**Rows**

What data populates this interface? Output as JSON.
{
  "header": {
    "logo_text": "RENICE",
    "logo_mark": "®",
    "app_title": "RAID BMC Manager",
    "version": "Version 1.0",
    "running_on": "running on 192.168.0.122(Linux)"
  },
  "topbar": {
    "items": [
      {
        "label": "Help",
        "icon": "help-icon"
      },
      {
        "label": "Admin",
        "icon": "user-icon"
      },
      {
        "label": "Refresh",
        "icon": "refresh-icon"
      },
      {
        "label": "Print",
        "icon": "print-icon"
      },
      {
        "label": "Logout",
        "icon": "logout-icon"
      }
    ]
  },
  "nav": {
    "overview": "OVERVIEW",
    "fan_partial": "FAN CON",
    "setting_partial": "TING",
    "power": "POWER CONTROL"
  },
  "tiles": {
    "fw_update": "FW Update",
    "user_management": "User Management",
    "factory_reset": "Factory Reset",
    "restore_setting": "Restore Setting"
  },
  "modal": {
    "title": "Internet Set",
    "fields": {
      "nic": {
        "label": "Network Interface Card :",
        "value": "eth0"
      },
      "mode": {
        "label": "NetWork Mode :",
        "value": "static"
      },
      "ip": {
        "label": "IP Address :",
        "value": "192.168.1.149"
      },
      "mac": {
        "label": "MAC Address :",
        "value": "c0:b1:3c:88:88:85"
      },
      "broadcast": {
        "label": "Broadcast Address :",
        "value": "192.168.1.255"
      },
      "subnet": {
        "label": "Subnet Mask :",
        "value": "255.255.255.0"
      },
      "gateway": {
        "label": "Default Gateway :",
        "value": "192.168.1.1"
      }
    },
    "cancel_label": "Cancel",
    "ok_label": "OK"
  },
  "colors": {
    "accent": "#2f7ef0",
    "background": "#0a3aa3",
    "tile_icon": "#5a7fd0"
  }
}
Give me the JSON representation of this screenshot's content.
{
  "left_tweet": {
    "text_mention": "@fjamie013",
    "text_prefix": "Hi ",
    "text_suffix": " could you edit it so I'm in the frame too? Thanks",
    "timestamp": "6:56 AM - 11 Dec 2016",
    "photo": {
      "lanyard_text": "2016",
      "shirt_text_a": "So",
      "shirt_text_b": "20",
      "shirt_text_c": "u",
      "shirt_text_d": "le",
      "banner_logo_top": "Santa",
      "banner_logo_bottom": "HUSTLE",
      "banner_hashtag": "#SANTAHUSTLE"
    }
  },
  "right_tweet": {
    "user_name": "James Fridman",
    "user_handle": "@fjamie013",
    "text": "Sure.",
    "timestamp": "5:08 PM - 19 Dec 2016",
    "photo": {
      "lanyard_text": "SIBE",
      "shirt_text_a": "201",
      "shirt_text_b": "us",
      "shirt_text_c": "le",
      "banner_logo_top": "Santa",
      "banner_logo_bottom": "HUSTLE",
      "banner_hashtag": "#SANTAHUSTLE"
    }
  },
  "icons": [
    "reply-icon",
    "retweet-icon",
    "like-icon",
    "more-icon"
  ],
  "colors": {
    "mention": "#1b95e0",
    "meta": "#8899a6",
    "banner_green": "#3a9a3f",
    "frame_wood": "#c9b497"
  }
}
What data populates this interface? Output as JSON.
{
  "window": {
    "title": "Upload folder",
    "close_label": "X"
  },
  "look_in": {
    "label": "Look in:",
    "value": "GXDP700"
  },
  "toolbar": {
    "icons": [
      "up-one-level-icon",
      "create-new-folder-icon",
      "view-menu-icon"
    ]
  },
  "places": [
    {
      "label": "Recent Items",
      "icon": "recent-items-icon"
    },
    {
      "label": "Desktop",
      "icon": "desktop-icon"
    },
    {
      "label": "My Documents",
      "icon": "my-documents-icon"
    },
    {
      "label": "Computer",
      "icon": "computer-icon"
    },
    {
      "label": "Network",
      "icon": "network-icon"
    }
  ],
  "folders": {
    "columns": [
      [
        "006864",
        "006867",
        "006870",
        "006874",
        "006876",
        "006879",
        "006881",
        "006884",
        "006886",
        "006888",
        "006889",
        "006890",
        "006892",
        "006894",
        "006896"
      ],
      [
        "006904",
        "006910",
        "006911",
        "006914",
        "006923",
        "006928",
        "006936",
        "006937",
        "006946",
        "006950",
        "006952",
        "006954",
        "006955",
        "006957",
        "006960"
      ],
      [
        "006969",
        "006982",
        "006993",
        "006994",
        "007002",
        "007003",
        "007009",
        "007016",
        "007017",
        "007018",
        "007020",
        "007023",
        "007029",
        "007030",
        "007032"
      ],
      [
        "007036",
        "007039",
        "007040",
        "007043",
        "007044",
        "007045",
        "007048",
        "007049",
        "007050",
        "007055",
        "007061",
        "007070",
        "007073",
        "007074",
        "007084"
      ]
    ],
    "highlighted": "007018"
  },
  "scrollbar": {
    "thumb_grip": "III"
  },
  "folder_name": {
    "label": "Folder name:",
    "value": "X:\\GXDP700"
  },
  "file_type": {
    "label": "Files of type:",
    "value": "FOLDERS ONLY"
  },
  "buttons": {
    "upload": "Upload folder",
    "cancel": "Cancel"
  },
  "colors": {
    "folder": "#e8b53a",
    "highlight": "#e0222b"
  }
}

**What to work on**
Type the whole listing again, unaltered.

**Answer**
What data populates this interface? Output as JSON.
{
  "header": {
    "logo_text": "RENICE",
    "logo_mark": "®",
    "app_title": "RAID BMC Manager",
    "version": "Version 1.0",
    "running_on": "running on 192.168.0.122(Linux)"
  },
  "topbar": {
    "items": [
      {
        "label": "Help",
        "icon": "help-icon"
      },
      {
        "label": "Admin",
        "icon": "user-icon"
      },
      {
        "label": "Refresh",
        "icon": "refresh-icon"
      },
      {
        "label": "Print",
        "icon": "print-icon"
      },
      {
        "label": "Logout",
        "icon": "logout-icon"
      }
    ]
  },
  "nav": {
    "overview": "OVERVIEW",
    "fan_partial": "FAN CON",
    "setting_partial": "TING",
    "power": "POWER CONTROL"
  },
  "tiles": {
    "fw_update": "FW Update",
    "user_management": "User Management",
    "factory_reset": "Factory Reset",
    "restore_setting": "Restore Setting"
  },
  "modal": {
    "title": "Internet Set",
    "fields": {
      "nic": {
        "label": "Network Interface Card :",
        "value": "eth0"
      },
      "mode": {
        "label": "NetWork Mode :",
        "value": "static"
      },
      "ip": {
        "label": "IP Address :",
        "value": "192.168.1.149"
      },
      "mac": {
        "label": "MAC Address :",
        "value": "c0:b1:3c:88:88:85"
      },
      "broadcast": {
        "label": "Broadcast Address :",
        "value": "192.168.1.255"
      },
      "subnet": {
        "label": "Subnet Mask :",
        "value": "255.255.255.0"
      },
      "gateway": {
        "label": "Default Gateway :",
        "value": "192.168.1.1"
      }
    },
    "cancel_label": "Cancel",
    "ok_label": "OK"
  },
  "colors": {
    "accent": "#2f7ef0",
    "background": "#0a3aa3",
    "tile_icon": "#5a7fd0"
  }
}
Give me the JSON representation of this screenshot's content.
{
  "left_tweet": {
    "text_mention": "@fjamie013",
    "text_prefix": "Hi ",
    "text_suffix": " could you edit it so I'm in the frame too? Thanks",
    "timestamp": "6:56 AM - 11 Dec 2016",
    "photo": {
      "lanyard_text": "2016",
      "shirt_text_a": "So",
      "shirt_text_b": "20",
      "shirt_text_c": "u",
      "shirt_text_d": "le",
      "banner_logo_top": "Santa",
      "banner_logo_bottom": "HUSTLE",
      "banner_hashtag": "#SANTAHUSTLE"
    }
  },
  "right_tweet": {
    "user_name": "James Fridman",
    "user_handle": "@fjamie013",
    "text": "Sure.",
    "timestamp": "5:08 PM - 19 Dec 2016",
    "photo": {
      "lanyard_text": "SIBE",
      "shirt_text_a": "201",
      "shirt_text_b": "us",
      "shirt_text_c": "le",
      "banner_logo_top": "Santa",
      "banner_logo_bottom": "HUSTLE",
      "banner_hashtag": "#SANTAHUSTLE"
    }
  },
  "icons": [
    "reply-icon",
    "retweet-icon",
    "like-icon",
    "more-icon"
  ],
  "colors": {
    "mention": "#1b95e0",
    "meta": "#8899a6",
    "banner_green": "#3a9a3f",
    "frame_wood": "#c9b497"
  }
}
What data populates this interface? Output as JSON.
{
  "window": {
    "title": "Upload folder",
    "close_label": "X"
  },
  "look_in": {
    "label": "Look in:",
    "value": "GXDP700"
  },
  "toolbar": {
    "icons": [
      "up-one-level-icon",
      "create-new-folder-icon",
      "view-menu-icon"
    ]
  },
  "places": [
    {
      "label": "Recent Items",
      "icon": "recent-items-icon"
    },
    {
      "label": "Desktop",
      "icon": "desktop-icon"
    },
    {
      "label": "My Documents",
      "icon": "my-documents-icon"
    },
    {
      "label": "Computer",
      "icon": "computer-icon"
    },
    {
      "label": "Network",
      "icon": "network-icon"
    }
  ],
  "folders": {
    "columns": [
      [
        "006864",
        "006867",
        "006870",
        "006874",
        "006876",
        "006879",
        "006881",
        "006884",
        "006886",
        "006888",
        "006889",
        "006890",
        "006892",
        "006894",
        "006896"
      ],
      [
        "006904",
        "006910",
        "006911",
        "006914",
        "006923",
        "006928",
        "006936",
        "006937",
        "006946",
        "006950",
        "006952",
        "006954",
        "006955",
        "006957",
        "006960"
      ],
      [
        "006969",
        "006982",
        "006993",
        "006994",
        "007002",
        "007003",
        "007009",
        "007016",
        "007017",
        "007018",
        "007020",
        "007023",
        "007029",
        "007030",
        "007032"
      ],
      [
        "007036",
        "007039",
        "007040",
        "007043",
        "007044",
        "007045",
        "007048",
        "007049",
        "007050",
        "007055",
        "007061",
        "007070",
        "007073",
        "007074",
        "007084"
      ]
    ],
    "highlighted": "007018"
  },
  "scrollbar": {
    "thumb_grip": "III"
  },
  "folder_name": {
    "label": "Folder name:",
    "value": "X:\\GXDP700"
  },
  "file_type": {
    "label": "Files of type:",
    "value": "FOLDERS ONLY"
  },
  "buttons": {
    "upload": "Upload folder",
    "cancel": "Cancel"
  },
  "colors": {
    "folder": "#e8b53a",
    "highlight": "#e0222b"
  }
}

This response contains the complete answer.